▶ GOAL:
Return all lines from the listing below in which the string "Expansion" occurs.

▶ RECORDED INFORMATION:
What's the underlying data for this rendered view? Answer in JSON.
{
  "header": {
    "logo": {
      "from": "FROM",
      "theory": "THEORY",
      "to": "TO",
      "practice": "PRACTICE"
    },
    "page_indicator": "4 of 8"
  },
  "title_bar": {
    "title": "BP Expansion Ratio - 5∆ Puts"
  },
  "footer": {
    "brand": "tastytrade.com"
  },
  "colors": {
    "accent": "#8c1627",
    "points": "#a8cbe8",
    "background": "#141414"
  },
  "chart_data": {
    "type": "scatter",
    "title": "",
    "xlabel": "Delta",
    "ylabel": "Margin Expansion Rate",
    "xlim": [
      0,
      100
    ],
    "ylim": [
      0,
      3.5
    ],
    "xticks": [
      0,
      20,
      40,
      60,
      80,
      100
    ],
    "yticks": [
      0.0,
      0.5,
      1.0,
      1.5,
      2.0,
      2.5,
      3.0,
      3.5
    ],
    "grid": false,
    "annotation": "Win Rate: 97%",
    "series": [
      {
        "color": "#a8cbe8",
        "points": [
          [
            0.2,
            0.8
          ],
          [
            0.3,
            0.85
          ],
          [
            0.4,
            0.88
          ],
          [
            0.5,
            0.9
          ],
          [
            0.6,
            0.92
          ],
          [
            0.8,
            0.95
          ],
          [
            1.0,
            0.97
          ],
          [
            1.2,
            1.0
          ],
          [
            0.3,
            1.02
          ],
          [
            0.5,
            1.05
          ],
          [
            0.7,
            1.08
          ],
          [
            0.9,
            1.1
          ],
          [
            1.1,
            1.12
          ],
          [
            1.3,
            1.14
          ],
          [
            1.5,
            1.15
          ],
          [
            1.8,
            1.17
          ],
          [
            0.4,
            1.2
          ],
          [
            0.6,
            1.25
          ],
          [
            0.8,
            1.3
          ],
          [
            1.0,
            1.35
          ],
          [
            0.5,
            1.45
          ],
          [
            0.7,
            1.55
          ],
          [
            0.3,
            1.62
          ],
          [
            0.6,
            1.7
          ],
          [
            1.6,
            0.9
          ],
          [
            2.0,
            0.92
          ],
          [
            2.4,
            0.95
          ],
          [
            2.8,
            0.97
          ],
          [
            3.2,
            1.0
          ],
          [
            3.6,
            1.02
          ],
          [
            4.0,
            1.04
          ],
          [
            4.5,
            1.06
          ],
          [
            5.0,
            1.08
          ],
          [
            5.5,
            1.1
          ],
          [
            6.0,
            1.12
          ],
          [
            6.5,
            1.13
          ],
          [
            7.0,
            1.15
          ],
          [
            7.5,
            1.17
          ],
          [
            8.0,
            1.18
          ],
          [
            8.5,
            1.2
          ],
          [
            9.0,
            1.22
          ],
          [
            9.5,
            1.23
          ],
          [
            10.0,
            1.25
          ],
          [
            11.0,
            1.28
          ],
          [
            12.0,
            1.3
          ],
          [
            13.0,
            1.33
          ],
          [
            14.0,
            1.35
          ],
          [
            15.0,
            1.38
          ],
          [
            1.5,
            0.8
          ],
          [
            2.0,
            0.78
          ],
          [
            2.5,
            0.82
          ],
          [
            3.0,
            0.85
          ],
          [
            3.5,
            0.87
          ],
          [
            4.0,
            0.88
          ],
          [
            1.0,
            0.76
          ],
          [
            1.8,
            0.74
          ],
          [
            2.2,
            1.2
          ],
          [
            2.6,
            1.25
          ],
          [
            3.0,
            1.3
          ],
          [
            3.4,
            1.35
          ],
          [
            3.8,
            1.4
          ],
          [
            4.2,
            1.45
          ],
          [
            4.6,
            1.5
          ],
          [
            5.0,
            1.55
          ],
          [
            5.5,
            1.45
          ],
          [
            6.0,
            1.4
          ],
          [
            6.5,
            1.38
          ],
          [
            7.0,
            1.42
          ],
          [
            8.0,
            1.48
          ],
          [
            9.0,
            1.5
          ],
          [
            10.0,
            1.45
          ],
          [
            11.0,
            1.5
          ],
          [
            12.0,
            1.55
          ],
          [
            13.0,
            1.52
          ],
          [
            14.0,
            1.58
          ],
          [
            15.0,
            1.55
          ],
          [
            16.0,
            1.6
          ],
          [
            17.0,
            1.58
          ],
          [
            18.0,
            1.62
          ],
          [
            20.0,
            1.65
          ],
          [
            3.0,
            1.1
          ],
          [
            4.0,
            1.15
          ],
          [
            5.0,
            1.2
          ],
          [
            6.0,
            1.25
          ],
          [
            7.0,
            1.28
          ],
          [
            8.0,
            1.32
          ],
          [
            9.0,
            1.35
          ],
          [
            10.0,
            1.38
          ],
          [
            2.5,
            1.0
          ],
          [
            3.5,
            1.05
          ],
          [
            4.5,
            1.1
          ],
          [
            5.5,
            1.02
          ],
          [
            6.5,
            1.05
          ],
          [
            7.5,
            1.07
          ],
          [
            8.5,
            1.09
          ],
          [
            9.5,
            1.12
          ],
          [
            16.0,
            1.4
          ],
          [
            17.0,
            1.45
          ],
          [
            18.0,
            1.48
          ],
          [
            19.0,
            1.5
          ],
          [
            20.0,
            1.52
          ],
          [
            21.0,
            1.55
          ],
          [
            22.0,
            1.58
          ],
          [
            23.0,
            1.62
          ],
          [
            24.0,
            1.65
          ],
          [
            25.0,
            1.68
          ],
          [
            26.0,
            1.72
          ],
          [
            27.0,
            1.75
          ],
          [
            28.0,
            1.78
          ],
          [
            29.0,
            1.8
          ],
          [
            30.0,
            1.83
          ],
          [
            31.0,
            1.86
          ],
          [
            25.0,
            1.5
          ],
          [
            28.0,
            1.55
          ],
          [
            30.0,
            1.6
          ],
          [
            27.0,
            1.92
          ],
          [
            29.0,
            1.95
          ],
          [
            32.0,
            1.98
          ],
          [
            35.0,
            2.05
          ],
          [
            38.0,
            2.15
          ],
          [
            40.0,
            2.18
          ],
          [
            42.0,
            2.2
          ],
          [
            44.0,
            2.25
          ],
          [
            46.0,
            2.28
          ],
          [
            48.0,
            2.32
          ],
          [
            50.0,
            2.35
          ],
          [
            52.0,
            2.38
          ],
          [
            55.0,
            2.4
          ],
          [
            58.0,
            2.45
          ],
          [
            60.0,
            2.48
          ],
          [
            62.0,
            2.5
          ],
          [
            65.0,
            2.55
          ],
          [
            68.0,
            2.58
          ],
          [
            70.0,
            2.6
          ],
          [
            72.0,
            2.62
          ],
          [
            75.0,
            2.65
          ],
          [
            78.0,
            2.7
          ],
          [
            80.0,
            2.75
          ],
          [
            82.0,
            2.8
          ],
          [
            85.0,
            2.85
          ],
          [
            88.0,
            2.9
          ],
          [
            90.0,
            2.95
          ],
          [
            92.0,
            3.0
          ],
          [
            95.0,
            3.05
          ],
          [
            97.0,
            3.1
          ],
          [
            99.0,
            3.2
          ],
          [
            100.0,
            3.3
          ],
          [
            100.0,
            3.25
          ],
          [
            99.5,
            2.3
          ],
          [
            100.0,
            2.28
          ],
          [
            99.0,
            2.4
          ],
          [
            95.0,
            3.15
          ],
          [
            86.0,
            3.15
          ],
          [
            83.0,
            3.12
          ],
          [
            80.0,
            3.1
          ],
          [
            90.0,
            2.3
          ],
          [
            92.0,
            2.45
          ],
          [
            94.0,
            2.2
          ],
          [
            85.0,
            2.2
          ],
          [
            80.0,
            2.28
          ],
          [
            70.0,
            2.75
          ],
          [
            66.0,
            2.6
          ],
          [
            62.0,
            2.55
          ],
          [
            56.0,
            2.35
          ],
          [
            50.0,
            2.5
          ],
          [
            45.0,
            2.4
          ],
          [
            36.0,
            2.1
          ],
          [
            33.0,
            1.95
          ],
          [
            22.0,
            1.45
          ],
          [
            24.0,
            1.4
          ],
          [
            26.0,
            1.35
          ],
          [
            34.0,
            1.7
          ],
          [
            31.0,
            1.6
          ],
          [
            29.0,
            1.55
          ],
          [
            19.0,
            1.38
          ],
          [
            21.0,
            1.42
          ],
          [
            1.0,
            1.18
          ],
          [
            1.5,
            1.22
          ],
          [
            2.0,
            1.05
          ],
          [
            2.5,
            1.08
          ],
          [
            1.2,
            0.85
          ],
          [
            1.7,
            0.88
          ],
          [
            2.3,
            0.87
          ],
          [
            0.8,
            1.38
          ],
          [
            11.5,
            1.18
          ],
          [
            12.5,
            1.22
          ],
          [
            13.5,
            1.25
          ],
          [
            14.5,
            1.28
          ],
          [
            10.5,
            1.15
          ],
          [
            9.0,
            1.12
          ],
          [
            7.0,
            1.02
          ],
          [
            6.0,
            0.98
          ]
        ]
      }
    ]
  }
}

▶ SOLUTION:
    "title": "BP Expansion Ratio - 5∆ Puts"
    "ylabel": "Margin Expansion Rate",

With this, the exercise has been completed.